Work instruction: Report every line below that holds the word "Version".

Page and application data records:
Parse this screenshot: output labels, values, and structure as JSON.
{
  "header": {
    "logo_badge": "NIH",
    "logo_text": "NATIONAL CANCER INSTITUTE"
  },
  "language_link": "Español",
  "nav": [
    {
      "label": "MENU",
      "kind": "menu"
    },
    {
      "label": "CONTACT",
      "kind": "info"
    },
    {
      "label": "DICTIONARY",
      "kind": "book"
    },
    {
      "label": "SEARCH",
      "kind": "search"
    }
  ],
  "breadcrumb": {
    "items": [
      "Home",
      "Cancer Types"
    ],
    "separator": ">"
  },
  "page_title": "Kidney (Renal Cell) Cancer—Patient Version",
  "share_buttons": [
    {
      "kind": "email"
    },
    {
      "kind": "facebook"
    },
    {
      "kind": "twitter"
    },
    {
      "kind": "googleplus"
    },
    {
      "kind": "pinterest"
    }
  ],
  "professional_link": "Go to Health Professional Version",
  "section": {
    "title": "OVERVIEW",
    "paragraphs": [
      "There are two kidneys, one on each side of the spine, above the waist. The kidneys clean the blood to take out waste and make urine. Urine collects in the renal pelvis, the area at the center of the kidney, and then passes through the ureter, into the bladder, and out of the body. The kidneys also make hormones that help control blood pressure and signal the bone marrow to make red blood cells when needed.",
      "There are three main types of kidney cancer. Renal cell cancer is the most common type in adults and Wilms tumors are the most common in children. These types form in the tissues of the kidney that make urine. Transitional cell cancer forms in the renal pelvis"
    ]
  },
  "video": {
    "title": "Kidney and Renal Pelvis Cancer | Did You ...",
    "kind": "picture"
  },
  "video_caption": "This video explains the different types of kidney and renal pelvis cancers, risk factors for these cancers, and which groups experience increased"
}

Written reply:
  "page_title": "Kidney (Renal Cell) Cancer—Patient Version",
  "professional_link": "Go to Health Professional Version",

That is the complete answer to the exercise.